- Records to process:
+++

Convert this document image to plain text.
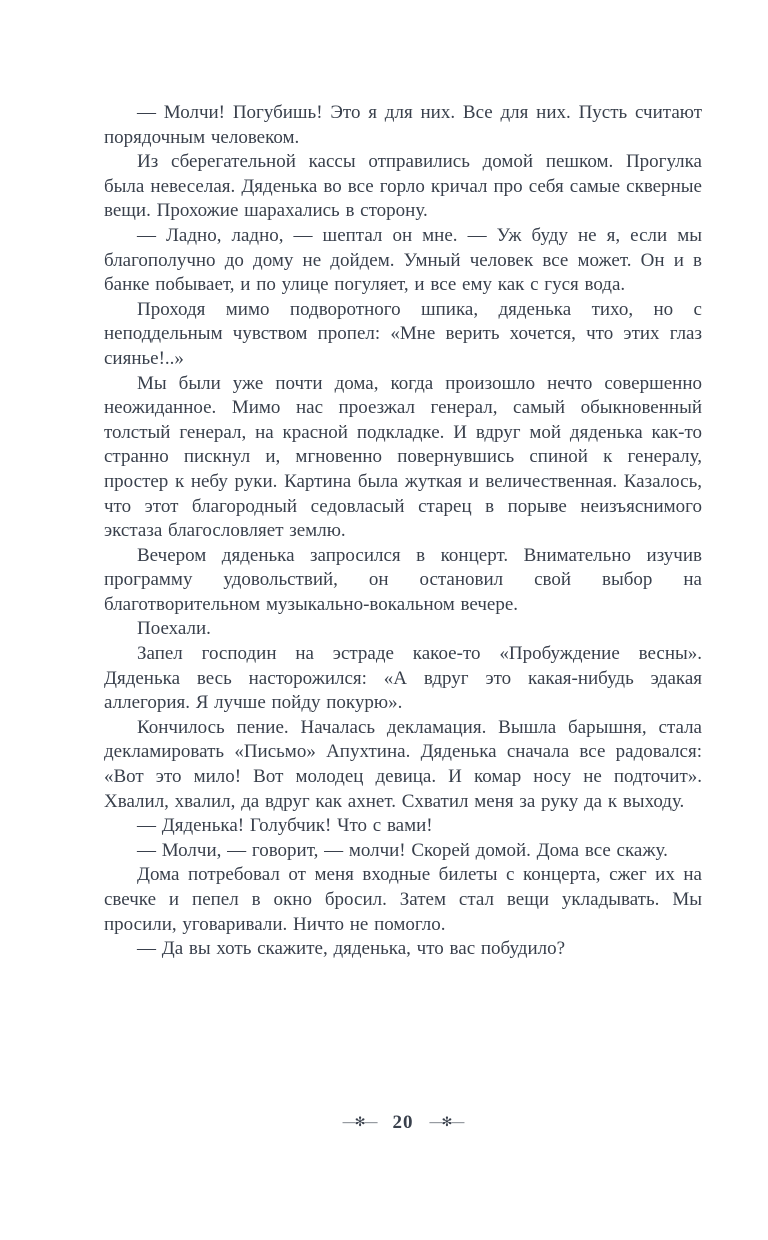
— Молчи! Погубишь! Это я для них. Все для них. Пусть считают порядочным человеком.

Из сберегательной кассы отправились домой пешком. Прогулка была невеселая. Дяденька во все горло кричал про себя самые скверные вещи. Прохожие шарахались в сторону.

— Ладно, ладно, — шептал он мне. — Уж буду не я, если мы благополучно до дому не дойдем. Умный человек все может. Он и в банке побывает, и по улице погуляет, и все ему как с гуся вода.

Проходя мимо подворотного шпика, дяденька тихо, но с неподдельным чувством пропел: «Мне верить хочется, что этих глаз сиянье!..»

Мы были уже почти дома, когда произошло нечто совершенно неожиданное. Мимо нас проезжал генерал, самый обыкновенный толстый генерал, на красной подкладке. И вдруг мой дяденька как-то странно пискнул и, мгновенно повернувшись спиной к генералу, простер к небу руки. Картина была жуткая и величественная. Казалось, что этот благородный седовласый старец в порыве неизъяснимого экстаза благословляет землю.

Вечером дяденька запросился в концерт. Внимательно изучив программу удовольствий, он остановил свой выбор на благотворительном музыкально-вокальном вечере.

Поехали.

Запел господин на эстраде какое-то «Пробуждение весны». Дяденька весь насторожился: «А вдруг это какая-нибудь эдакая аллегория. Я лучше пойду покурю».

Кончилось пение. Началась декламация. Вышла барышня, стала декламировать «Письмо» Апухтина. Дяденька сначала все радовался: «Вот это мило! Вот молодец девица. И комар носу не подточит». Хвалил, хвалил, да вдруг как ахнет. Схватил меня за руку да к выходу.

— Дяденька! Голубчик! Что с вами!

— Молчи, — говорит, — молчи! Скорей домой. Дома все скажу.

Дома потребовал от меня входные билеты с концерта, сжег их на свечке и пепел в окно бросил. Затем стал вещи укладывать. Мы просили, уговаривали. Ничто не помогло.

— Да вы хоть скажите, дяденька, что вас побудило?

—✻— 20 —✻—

+++

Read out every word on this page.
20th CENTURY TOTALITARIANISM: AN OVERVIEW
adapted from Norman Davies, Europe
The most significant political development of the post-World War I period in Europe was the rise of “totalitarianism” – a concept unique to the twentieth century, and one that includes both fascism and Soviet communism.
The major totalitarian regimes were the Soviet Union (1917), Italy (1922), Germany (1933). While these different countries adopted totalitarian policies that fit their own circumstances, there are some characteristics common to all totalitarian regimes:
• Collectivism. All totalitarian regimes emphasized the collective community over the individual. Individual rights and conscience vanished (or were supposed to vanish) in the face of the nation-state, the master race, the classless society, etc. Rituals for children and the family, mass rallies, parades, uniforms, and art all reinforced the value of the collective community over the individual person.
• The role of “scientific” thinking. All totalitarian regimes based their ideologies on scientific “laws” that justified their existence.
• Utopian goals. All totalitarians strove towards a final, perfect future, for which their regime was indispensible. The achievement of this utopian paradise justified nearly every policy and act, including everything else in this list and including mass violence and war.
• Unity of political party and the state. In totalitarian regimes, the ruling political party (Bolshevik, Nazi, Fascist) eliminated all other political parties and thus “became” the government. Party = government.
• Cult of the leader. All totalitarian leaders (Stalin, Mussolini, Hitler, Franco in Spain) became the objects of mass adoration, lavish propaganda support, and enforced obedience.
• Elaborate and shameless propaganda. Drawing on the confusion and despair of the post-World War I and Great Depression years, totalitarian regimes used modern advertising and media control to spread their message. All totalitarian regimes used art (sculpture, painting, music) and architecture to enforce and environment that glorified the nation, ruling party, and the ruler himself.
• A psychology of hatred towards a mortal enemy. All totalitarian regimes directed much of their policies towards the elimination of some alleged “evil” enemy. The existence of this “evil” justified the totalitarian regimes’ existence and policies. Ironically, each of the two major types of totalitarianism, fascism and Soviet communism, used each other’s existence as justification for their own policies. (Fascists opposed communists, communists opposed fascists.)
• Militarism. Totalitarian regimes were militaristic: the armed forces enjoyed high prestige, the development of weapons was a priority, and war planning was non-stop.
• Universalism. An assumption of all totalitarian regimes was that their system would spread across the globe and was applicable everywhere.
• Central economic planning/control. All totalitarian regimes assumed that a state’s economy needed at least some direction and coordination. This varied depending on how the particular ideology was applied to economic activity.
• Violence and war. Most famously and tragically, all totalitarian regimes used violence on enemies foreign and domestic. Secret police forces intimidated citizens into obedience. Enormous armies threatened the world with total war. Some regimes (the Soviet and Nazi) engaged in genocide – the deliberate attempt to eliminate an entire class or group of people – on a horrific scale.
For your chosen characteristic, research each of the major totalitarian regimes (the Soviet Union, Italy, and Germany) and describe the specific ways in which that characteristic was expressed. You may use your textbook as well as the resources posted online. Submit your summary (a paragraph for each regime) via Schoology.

+++

- Aim of the exercise:
Select the lines from the entries that include the word "became".

- Output of the exercise:
• Unity of political party and the state. In totalitarian regimes, the ruling political party (Bolshevik, Nazi, Fascist) eliminated all other political parties and thus “became” the government. Party = government.
• Cult of the leader. All totalitarian leaders (Stalin, Mussolini, Hitler, Franco in Spain) became the objects of mass adoration, lavish propaganda support, and enforced obedience.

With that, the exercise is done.